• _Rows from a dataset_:
▽

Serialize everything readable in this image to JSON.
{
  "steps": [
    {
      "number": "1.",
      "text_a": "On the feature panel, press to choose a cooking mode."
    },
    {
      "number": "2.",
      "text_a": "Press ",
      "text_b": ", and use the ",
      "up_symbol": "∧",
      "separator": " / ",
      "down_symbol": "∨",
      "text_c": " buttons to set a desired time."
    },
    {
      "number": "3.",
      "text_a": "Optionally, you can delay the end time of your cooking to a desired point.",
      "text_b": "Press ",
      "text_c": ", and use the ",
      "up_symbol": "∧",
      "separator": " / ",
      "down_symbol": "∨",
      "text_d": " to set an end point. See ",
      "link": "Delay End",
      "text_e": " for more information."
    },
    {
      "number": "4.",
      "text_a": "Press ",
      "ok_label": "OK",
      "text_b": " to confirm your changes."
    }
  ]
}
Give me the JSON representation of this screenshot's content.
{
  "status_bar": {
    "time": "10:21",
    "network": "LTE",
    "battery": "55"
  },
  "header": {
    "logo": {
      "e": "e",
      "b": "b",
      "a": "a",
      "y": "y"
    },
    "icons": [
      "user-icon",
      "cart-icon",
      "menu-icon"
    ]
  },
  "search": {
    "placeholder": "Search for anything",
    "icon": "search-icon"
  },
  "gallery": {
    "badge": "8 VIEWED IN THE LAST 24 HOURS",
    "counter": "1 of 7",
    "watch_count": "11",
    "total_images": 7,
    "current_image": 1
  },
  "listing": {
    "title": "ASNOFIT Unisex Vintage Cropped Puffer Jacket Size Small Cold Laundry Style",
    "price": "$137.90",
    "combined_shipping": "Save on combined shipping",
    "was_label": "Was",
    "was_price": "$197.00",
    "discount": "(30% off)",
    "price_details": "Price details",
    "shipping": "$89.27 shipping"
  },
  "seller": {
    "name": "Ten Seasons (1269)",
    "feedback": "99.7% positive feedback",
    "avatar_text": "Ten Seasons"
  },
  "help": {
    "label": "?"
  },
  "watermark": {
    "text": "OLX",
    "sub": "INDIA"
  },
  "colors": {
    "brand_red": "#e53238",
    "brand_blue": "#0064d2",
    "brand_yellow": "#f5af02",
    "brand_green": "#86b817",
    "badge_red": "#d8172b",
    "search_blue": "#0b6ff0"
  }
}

△

• _Aim of the task_: From the listing above, copy every line that holds the string "desired".

• _Exercise solution_:
      "text_c": " buttons to set a desired time."
      "text_a": "Optionally, you can delay the end time of your cooking to a desired point.",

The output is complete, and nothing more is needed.